Copy out each line of the material below that holds the string "JSON".

> _ENTRIES PROVIDED_:
○ ○ ○ ○

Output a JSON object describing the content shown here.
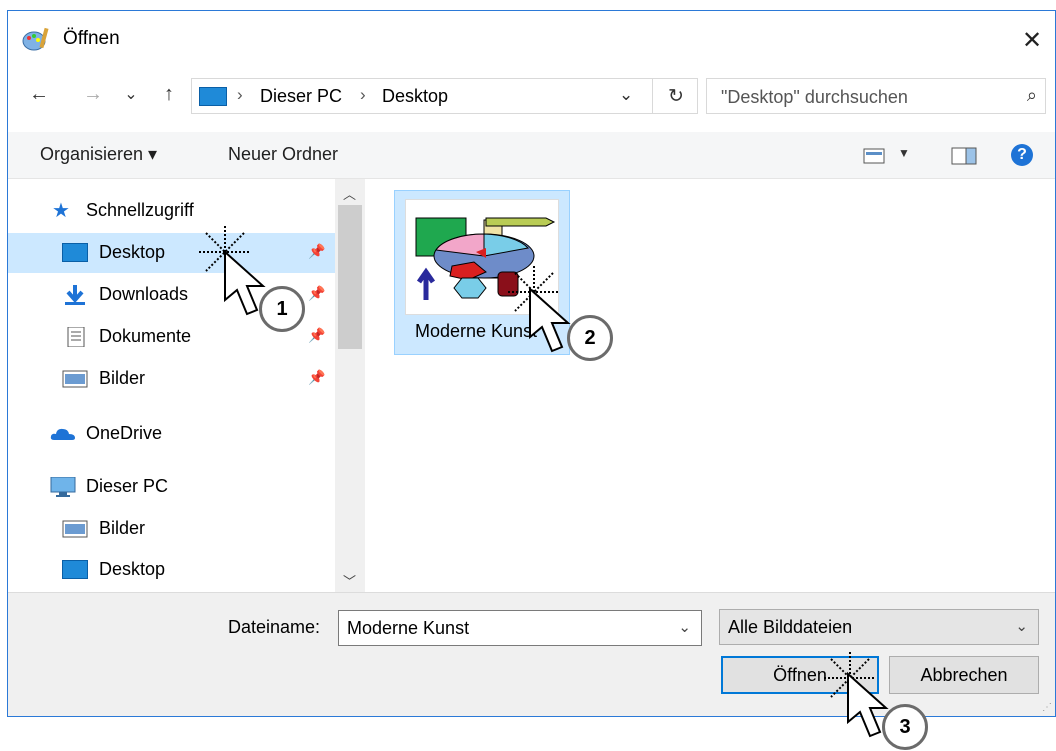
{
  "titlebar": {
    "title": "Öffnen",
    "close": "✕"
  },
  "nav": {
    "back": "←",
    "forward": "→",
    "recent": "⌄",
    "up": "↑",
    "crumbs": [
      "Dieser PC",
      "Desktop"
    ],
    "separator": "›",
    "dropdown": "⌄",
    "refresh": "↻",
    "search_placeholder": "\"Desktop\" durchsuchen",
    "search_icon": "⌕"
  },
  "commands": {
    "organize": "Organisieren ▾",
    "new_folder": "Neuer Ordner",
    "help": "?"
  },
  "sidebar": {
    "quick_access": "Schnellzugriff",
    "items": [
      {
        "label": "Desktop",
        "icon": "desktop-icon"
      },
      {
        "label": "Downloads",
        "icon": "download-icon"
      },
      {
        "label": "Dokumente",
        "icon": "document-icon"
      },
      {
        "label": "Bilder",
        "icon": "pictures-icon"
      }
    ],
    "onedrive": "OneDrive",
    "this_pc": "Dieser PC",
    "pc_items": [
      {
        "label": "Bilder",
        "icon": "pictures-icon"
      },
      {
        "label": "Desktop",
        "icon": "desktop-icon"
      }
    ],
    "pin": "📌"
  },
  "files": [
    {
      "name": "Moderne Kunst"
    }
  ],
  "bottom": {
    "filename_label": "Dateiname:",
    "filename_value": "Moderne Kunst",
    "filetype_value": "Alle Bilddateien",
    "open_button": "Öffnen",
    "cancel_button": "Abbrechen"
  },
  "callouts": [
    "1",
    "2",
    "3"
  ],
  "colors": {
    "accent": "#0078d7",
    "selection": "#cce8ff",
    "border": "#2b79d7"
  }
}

○ ○ ○ ○

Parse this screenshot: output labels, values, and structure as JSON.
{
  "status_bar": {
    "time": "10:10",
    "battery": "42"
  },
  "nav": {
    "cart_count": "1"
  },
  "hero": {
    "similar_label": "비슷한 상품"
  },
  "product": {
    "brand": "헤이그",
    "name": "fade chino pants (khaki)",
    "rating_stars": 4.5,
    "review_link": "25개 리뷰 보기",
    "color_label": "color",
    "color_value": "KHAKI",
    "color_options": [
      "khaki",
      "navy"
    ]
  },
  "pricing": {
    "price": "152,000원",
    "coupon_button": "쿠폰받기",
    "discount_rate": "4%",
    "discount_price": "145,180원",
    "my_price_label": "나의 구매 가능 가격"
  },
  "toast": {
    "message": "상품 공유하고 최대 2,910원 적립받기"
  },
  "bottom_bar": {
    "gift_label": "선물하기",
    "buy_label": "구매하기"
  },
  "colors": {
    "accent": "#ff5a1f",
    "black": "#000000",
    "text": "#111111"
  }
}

○ ○ ○ ○

> _ANSWER TO THE TASK_:
Output a JSON object describing the content shown here.
Parse this screenshot: output labels, values, and structure as JSON.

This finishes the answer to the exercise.